[Stored items from a collection]

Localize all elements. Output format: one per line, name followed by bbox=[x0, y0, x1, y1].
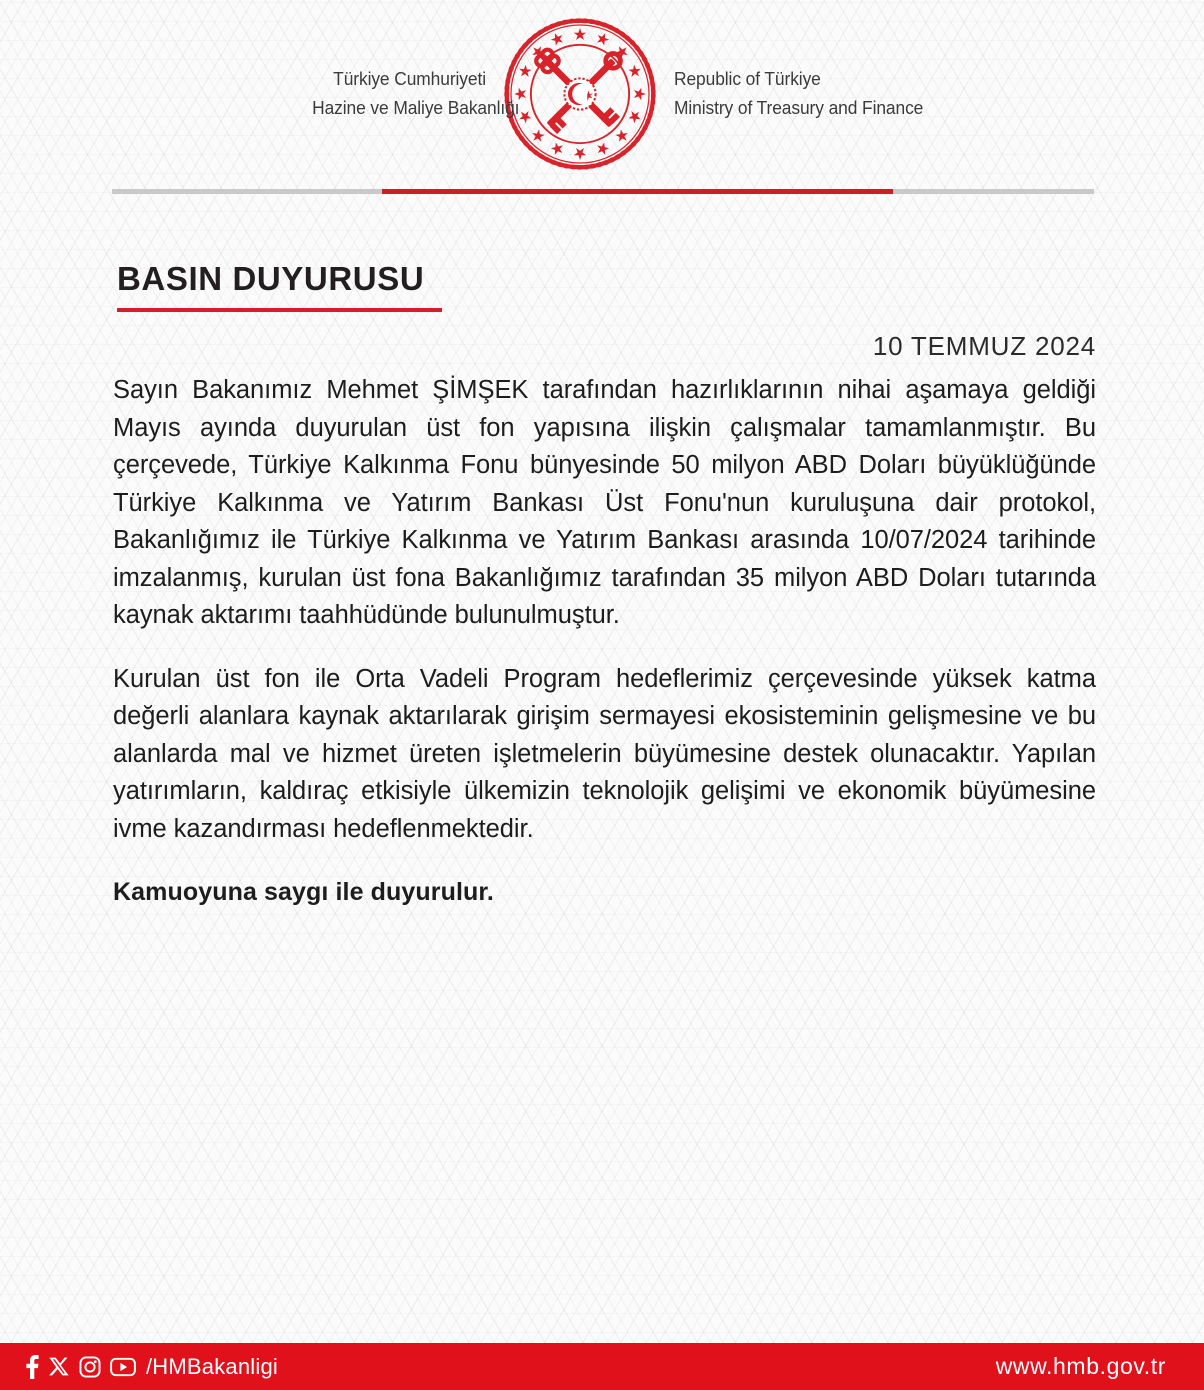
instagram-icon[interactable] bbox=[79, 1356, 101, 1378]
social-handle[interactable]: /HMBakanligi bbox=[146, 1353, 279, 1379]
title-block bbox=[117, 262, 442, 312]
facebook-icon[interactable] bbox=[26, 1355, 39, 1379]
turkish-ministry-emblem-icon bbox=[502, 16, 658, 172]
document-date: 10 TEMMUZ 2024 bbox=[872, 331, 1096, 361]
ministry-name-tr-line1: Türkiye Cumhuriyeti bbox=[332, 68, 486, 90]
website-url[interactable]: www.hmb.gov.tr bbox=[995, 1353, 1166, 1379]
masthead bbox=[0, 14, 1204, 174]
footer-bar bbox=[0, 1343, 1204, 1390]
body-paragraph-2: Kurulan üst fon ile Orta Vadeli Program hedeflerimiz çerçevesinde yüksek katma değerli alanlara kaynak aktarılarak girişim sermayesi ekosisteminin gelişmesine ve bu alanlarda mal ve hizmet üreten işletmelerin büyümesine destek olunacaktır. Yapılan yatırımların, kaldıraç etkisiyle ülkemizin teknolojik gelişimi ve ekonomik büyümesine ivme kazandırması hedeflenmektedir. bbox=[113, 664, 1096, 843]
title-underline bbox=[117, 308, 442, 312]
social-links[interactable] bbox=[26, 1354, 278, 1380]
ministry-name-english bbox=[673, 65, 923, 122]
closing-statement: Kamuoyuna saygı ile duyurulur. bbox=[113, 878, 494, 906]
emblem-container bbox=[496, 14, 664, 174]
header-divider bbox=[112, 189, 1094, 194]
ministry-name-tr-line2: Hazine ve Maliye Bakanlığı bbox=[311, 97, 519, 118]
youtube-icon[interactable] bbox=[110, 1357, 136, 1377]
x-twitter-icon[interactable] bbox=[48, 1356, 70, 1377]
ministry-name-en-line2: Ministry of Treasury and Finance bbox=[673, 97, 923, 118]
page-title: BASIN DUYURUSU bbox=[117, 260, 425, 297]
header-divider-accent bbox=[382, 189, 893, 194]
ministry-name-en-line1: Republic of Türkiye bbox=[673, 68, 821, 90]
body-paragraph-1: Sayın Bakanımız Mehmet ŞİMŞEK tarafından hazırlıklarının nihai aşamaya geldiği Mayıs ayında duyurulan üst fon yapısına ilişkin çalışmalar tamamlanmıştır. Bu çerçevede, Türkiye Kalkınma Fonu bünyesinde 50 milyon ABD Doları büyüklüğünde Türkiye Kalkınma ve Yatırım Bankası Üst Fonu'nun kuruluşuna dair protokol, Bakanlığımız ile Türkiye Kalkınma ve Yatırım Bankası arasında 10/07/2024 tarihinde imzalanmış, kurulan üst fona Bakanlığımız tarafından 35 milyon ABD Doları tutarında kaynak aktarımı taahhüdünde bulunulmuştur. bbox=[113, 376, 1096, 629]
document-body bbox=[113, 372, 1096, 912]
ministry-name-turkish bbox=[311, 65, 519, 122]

→ Instructions for the task:
Copy the data above line for line without any changes, but leave out the pictures.

→ Answer below:
Localize all elements. Output format: one per line, name followed by bbox=[x0, y0, x1, y1].
instagram-icon[interactable] bbox=[79, 1356, 101, 1378]
social-handle[interactable]: /HMBakanligi bbox=[146, 1353, 279, 1379]
title-block bbox=[117, 262, 442, 312]
facebook-icon[interactable] bbox=[26, 1355, 39, 1379]
turkish-ministry-emblem-icon bbox=[502, 16, 658, 172]
document-date: 10 TEMMUZ 2024 bbox=[872, 331, 1096, 361]
ministry-name-tr-line1: Türkiye Cumhuriyeti bbox=[332, 68, 486, 90]
website-url[interactable]: www.hmb.gov.tr bbox=[995, 1353, 1166, 1379]
masthead bbox=[0, 14, 1204, 174]
footer-bar bbox=[0, 1343, 1204, 1390]
body-paragraph-2: Kurulan üst fon ile Orta Vadeli Program hedeflerimiz çerçevesinde yüksek katma değerli alanlara kaynak aktarılarak girişim sermayesi ekosisteminin gelişmesine ve bu alanlarda mal ve hizmet üreten işletmelerin büyümesine destek olunacaktır. Yapılan yatırımların, kaldıraç etkisiyle ülkemizin teknolojik gelişimi ve ekonomik büyümesine ivme kazandırması hedeflenmektedir. bbox=[113, 664, 1096, 843]
title-underline bbox=[117, 308, 442, 312]
social-links[interactable] bbox=[26, 1354, 278, 1380]
ministry-name-english bbox=[673, 65, 923, 122]
closing-statement: Kamuoyuna saygı ile duyurulur. bbox=[113, 878, 494, 906]
emblem-container bbox=[496, 14, 664, 174]
header-divider bbox=[112, 189, 1094, 194]
ministry-name-tr-line2: Hazine ve Maliye Bakanlığı bbox=[311, 97, 519, 118]
youtube-icon[interactable] bbox=[110, 1357, 136, 1377]
x-twitter-icon[interactable] bbox=[48, 1356, 70, 1377]
ministry-name-en-line2: Ministry of Treasury and Finance bbox=[673, 97, 923, 118]
page-title: BASIN DUYURUSU bbox=[117, 260, 425, 297]
header-divider-accent bbox=[382, 189, 893, 194]
ministry-name-en-line1: Republic of Türkiye bbox=[673, 68, 821, 90]
body-paragraph-1: Sayın Bakanımız Mehmet ŞİMŞEK tarafından hazırlıklarının nihai aşamaya geldiği Mayıs ayında duyurulan üst fon yapısına ilişkin çalışmalar tamamlanmıştır. Bu çerçevede, Türkiye Kalkınma Fonu bünyesinde 50 milyon ABD Doları büyüklüğünde Türkiye Kalkınma ve Yatırım Bankası Üst Fonu'nun kuruluşuna dair protokol, Bakanlığımız ile Türkiye Kalkınma ve Yatırım Bankası arasında 10/07/2024 tarihinde imzalanmış, kurulan üst fona Bakanlığımız tarafından 35 milyon ABD Doları tutarında kaynak aktarımı taahhüdünde bulunulmuştur. bbox=[113, 376, 1096, 629]
document-body bbox=[113, 372, 1096, 912]
ministry-name-turkish bbox=[311, 65, 519, 122]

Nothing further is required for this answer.